▶ [PROBLEM TO SOLVE] Rewrite every line of the data below as a numbered list, skipping any blank lines.

— START OF TASK MATERIAL —

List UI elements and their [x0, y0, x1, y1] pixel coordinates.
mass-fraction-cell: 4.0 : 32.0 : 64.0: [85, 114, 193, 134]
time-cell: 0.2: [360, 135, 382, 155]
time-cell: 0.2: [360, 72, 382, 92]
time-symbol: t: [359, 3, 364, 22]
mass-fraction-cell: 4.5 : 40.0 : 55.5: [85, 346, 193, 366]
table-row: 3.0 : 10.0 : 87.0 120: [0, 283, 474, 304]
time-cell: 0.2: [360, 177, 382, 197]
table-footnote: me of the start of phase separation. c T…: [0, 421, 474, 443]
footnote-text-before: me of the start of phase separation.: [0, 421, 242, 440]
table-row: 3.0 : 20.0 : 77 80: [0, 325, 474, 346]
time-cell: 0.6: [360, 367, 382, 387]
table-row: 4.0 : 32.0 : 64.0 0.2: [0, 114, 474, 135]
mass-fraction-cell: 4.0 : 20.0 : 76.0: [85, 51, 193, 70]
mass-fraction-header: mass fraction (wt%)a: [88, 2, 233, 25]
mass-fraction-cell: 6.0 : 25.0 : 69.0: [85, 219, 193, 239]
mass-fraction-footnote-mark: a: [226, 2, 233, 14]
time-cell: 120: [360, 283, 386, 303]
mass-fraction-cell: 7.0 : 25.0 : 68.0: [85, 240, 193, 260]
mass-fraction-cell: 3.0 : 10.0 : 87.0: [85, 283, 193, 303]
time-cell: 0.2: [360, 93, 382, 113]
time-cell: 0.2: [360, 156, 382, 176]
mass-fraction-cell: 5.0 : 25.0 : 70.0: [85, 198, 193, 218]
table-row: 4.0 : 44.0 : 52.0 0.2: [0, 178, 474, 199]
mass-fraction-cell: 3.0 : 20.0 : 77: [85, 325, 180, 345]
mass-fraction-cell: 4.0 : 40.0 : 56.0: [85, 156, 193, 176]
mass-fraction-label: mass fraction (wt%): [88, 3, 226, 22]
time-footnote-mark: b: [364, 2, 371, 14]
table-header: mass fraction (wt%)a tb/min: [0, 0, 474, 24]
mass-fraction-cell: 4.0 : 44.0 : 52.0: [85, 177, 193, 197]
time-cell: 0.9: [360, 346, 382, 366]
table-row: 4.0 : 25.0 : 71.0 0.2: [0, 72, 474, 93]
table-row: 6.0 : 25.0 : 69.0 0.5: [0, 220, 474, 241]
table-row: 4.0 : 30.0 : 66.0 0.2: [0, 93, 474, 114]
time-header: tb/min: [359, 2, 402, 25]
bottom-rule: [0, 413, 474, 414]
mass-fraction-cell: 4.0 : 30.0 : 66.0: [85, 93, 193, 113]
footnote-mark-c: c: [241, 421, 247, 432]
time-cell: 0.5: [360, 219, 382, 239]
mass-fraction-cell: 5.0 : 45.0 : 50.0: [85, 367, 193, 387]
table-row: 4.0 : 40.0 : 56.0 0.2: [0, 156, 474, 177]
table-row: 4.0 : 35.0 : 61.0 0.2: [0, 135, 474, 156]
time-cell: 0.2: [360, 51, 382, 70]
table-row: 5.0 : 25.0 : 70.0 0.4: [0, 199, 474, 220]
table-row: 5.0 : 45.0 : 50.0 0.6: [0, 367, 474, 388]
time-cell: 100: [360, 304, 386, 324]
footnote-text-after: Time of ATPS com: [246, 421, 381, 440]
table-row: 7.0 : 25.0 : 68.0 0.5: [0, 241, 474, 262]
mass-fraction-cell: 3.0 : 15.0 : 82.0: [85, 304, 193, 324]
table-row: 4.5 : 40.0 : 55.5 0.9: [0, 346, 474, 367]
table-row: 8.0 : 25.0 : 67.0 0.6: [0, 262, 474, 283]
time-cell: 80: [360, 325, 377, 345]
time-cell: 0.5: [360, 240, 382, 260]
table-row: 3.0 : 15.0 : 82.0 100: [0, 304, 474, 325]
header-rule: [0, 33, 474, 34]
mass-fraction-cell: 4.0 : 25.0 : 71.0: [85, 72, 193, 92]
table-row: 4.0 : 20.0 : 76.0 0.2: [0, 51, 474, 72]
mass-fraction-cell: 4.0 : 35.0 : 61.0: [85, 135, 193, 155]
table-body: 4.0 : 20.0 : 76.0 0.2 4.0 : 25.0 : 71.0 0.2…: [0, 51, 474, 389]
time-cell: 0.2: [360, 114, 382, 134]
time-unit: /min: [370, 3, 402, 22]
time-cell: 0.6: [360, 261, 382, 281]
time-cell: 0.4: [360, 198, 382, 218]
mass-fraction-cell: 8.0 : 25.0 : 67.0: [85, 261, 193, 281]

— END OF TASK MATERIAL —

▶ [FINISHED EXERCISE]
1. List UI elements and their [x0, y0, x1, y1] pixel coordinates.
2. mass-fraction-cell: 4.0 : 32.0 : 64.0: [85, 114, 193, 134]
3. time-cell: 0.2: [360, 135, 382, 155]
4. time-cell: 0.2: [360, 72, 382, 92]
5. time-symbol: t: [359, 3, 364, 22]
6. mass-fraction-cell: 4.5 : 40.0 : 55.5: [85, 346, 193, 366]
7. table-row: 3.0 : 10.0 : 87.0 120: [0, 283, 474, 304]
8. time-cell: 0.2: [360, 177, 382, 197]
9. table-footnote: me of the start of phase separation. c T…: [0, 421, 474, 443]
10. footnote-text-before: me of the start of phase separation.: [0, 421, 242, 440]
11. table-row: 3.0 : 20.0 : 77 80: [0, 325, 474, 346]
12. time-cell: 0.6: [360, 367, 382, 387]
13. table-row: 4.0 : 32.0 : 64.0 0.2: [0, 114, 474, 135]
14. mass-fraction-cell: 4.0 : 20.0 : 76.0: [85, 51, 193, 70]
15. mass-fraction-header: mass fraction (wt%)a: [88, 2, 233, 25]
16. mass-fraction-cell: 6.0 : 25.0 : 69.0: [85, 219, 193, 239]
17. mass-fraction-footnote-mark: a: [226, 2, 233, 14]
18. time-cell: 120: [360, 283, 386, 303]
19. mass-fraction-cell: 7.0 : 25.0 : 68.0: [85, 240, 193, 260]
20. mass-fraction-cell: 3.0 : 10.0 : 87.0: [85, 283, 193, 303]
21. time-cell: 0.2: [360, 93, 382, 113]
22. time-cell: 0.2: [360, 156, 382, 176]
23. mass-fraction-cell: 5.0 : 25.0 : 70.0: [85, 198, 193, 218]
24. table-row: 4.0 : 44.0 : 52.0 0.2: [0, 178, 474, 199]
25. mass-fraction-cell: 3.0 : 20.0 : 77: [85, 325, 180, 345]
26. mass-fraction-cell: 4.0 : 40.0 : 56.0: [85, 156, 193, 176]
27. mass-fraction-label: mass fraction (wt%): [88, 3, 226, 22]
28. time-footnote-mark: b: [364, 2, 371, 14]
29. table-header: mass fraction (wt%)a tb/min: [0, 0, 474, 24]
30. mass-fraction-cell: 4.0 : 44.0 : 52.0: [85, 177, 193, 197]
31. time-cell: 0.9: [360, 346, 382, 366]
32. table-row: 4.0 : 25.0 : 71.0 0.2: [0, 72, 474, 93]
33. table-row: 6.0 : 25.0 : 69.0 0.5: [0, 220, 474, 241]
34. table-row: 4.0 : 30.0 : 66.0 0.2: [0, 93, 474, 114]
35. time-header: tb/min: [359, 2, 402, 25]
36. bottom-rule: [0, 413, 474, 414]
37. mass-fraction-cell: 4.0 : 30.0 : 66.0: [85, 93, 193, 113]
38. footnote-mark-c: c: [241, 421, 247, 432]
39. time-cell: 0.5: [360, 219, 382, 239]
40. mass-fraction-cell: 5.0 : 45.0 : 50.0: [85, 367, 193, 387]
41. table-row: 4.0 : 40.0 : 56.0 0.2: [0, 156, 474, 177]
42. table-row: 4.0 : 35.0 : 61.0 0.2: [0, 135, 474, 156]
43. time-cell: 0.2: [360, 51, 382, 70]
44. table-row: 5.0 : 25.0 : 70.0 0.4: [0, 199, 474, 220]
45. table-row: 5.0 : 45.0 : 50.0 0.6: [0, 367, 474, 388]
46. time-cell: 100: [360, 304, 386, 324]
47. footnote-text-after: Time of ATPS com: [246, 421, 381, 440]
48. table-row: 7.0 : 25.0 : 68.0 0.5: [0, 241, 474, 262]
49. mass-fraction-cell: 3.0 : 15.0 : 82.0: [85, 304, 193, 324]
50. table-row: 4.5 : 40.0 : 55.5 0.9: [0, 346, 474, 367]
51. table-row: 8.0 : 25.0 : 67.0 0.6: [0, 262, 474, 283]
52. time-cell: 80: [360, 325, 377, 345]
53. time-cell: 0.5: [360, 240, 382, 260]
54. table-row: 3.0 : 15.0 : 82.0 100: [0, 304, 474, 325]
55. header-rule: [0, 33, 474, 34]
56. mass-fraction-cell: 4.0 : 25.0 : 71.0: [85, 72, 193, 92]
57. table-row: 4.0 : 20.0 : 76.0 0.2: [0, 51, 474, 72]
58. mass-fraction-cell: 4.0 : 35.0 : 61.0: [85, 135, 193, 155]
59. table-body: 4.0 : 20.0 : 76.0 0.2 4.0 : 25.0 : 71.0 0.2…: [0, 51, 474, 389]
60. time-cell: 0.2: [360, 114, 382, 134]
61. time-unit: /min: [370, 3, 402, 22]
62. time-cell: 0.6: [360, 261, 382, 281]
63. time-cell: 0.4: [360, 198, 382, 218]
64. mass-fraction-cell: 8.0 : 25.0 : 67.0: [85, 261, 193, 281]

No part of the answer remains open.